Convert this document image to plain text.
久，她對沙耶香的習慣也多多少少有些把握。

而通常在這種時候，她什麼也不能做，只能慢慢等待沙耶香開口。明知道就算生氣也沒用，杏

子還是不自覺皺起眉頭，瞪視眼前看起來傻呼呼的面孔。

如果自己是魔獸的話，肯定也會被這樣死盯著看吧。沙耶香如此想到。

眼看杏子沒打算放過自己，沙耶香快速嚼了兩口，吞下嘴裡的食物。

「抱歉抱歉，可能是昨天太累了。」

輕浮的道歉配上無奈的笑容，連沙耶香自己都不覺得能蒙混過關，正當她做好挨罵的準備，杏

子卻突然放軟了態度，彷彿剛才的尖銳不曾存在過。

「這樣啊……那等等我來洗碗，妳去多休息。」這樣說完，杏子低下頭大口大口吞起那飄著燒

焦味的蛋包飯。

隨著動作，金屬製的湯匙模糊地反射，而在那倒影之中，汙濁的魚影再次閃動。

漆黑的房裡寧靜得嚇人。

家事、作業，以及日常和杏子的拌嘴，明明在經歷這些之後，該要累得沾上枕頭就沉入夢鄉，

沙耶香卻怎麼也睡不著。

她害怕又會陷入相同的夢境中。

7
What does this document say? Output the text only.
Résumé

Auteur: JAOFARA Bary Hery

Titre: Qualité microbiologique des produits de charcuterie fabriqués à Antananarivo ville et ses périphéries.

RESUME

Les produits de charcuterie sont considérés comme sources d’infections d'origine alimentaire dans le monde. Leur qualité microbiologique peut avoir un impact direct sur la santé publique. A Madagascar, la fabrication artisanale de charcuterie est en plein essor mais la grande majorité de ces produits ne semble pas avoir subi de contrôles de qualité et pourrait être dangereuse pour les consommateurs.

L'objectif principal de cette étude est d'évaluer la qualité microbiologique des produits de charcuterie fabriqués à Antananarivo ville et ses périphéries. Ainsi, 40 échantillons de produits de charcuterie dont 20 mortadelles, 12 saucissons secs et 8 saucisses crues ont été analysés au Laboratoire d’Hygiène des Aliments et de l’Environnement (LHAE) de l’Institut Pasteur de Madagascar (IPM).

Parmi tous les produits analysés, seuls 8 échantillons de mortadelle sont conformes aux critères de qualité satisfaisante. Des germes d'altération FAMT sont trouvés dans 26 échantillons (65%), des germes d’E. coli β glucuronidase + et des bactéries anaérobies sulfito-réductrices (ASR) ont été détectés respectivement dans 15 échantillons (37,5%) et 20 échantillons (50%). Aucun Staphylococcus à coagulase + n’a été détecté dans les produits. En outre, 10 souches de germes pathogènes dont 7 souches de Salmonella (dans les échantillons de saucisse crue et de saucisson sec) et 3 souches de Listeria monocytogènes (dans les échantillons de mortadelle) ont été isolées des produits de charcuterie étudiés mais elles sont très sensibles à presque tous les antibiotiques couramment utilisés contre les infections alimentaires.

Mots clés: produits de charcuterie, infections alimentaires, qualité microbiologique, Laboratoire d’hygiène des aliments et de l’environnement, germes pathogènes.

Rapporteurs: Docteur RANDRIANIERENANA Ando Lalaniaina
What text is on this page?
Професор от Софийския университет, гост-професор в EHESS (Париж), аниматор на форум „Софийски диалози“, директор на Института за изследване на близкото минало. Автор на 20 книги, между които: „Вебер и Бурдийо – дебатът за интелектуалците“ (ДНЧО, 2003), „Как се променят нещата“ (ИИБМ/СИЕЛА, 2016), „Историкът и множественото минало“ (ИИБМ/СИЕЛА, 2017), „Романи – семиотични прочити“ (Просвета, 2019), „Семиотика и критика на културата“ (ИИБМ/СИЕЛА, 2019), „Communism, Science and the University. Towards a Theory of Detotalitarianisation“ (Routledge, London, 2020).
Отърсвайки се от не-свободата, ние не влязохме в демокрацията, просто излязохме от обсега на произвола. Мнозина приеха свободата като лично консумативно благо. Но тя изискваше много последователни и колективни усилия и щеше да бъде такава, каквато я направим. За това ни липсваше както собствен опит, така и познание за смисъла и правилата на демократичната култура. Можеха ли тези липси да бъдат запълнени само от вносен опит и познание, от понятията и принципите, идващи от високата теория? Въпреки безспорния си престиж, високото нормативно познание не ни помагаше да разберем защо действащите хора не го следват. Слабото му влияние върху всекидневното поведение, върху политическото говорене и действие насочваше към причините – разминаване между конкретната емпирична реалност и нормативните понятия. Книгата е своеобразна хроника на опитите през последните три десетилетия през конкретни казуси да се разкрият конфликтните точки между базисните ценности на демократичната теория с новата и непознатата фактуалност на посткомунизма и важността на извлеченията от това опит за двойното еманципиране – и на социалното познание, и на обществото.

**Instruction:** Extract all lines as given.

**Solution below:**
Convert this document image to plain text.
久，她對沙耶香的習慣也多多少少有些把握。

而通常在這種時候，她什麼也不能做，只能慢慢等待沙耶香開口。明知道就算生氣也沒用，杏

子還是不自覺皺起眉頭，瞪視眼前看起來傻呼呼的面孔。

如果自己是魔獸的話，肯定也會被這樣死盯著看吧。沙耶香如此想到。

眼看杏子沒打算放過自己，沙耶香快速嚼了兩口，吞下嘴裡的食物。

「抱歉抱歉，可能是昨天太累了。」

輕浮的道歉配上無奈的笑容，連沙耶香自己都不覺得能蒙混過關，正當她做好挨罵的準備，杏

子卻突然放軟了態度，彷彿剛才的尖銳不曾存在過。

「這樣啊……那等等我來洗碗，妳去多休息。」這樣說完，杏子低下頭大口大口吞起那飄著燒

焦味的蛋包飯。

隨著動作，金屬製的湯匙模糊地反射，而在那倒影之中，汙濁的魚影再次閃動。

漆黑的房裡寧靜得嚇人。

家事、作業，以及日常和杏子的拌嘴，明明在經歷這些之後，該要累得沾上枕頭就沉入夢鄉，

沙耶香卻怎麼也睡不著。

她害怕又會陷入相同的夢境中。

7
What does this document say? Output the text only.
Résumé

Auteur: JAOFARA Bary Hery

Titre: Qualité microbiologique des produits de charcuterie fabriqués à Antananarivo ville et ses périphéries.

RESUME

Les produits de charcuterie sont considérés comme sources d’infections d'origine alimentaire dans le monde. Leur qualité microbiologique peut avoir un impact direct sur la santé publique. A Madagascar, la fabrication artisanale de charcuterie est en plein essor mais la grande majorité de ces produits ne semble pas avoir subi de contrôles de qualité et pourrait être dangereuse pour les consommateurs.

L'objectif principal de cette étude est d'évaluer la qualité microbiologique des produits de charcuterie fabriqués à Antananarivo ville et ses périphéries. Ainsi, 40 échantillons de produits de charcuterie dont 20 mortadelles, 12 saucissons secs et 8 saucisses crues ont été analysés au Laboratoire d’Hygiène des Aliments et de l’Environnement (LHAE) de l’Institut Pasteur de Madagascar (IPM).

Parmi tous les produits analysés, seuls 8 échantillons de mortadelle sont conformes aux critères de qualité satisfaisante. Des germes d'altération FAMT sont trouvés dans 26 échantillons (65%), des germes d’E. coli β glucuronidase + et des bactéries anaérobies sulfito-réductrices (ASR) ont été détectés respectivement dans 15 échantillons (37,5%) et 20 échantillons (50%). Aucun Staphylococcus à coagulase + n’a été détecté dans les produits. En outre, 10 souches de germes pathogènes dont 7 souches de Salmonella (dans les échantillons de saucisse crue et de saucisson sec) et 3 souches de Listeria monocytogènes (dans les échantillons de mortadelle) ont été isolées des produits de charcuterie étudiés mais elles sont très sensibles à presque tous les antibiotiques couramment utilisés contre les infections alimentaires.

Mots clés: produits de charcuterie, infections alimentaires, qualité microbiologique, Laboratoire d’hygiène des aliments et de l’environnement, germes pathogènes.

Rapporteurs: Docteur RANDRIANIERENANA Ando Lalaniaina
What text is on this page?
Професор от Софийския университет, гост-професор в EHESS (Париж), аниматор на форум „Софийски диалози“, директор на Института за изследване на близкото минало. Автор на 20 книги, между които: „Вебер и Бурдийо – дебатът за интелектуалците“ (ДНЧО, 2003), „Как се променят нещата“ (ИИБМ/СИЕЛА, 2016), „Историкът и множественото минало“ (ИИБМ/СИЕЛА, 2017), „Романи – семиотични прочити“ (Просвета, 2019), „Семиотика и критика на културата“ (ИИБМ/СИЕЛА, 2019), „Communism, Science and the University. Towards a Theory of Detotalitarianisation“ (Routledge, London, 2020).
Отърсвайки се от не-свободата, ние не влязохме в демокрацията, просто излязохме от обсега на произвола. Мнозина приеха свободата като лично консумативно благо. Но тя изискваше много последователни и колективни усилия и щеше да бъде такава, каквато я направим. За това ни липсваше както собствен опит, така и познание за смисъла и правилата на демократичната култура. Можеха ли тези липси да бъдат запълнени само от вносен опит и познание, от понятията и принципите, идващи от високата теория? Въпреки безспорния си престиж, високото нормативно познание не ни помагаше да разберем защо действащите хора не го следват. Слабото му влияние върху всекидневното поведение, върху политическото говорене и действие насочваше към причините – разминаване между конкретната емпирична реалност и нормативните понятия. Книгата е своеобразна хроника на опитите през последните три десетилетия през конкретни казуси да се разкрият конфликтните точки между базисните ценности на демократичната теория с новата и непознатата фактуалност на посткомунизма и важността на извлеченията от това опит за двойното еманципиране – и на социалното познание, и на обществото.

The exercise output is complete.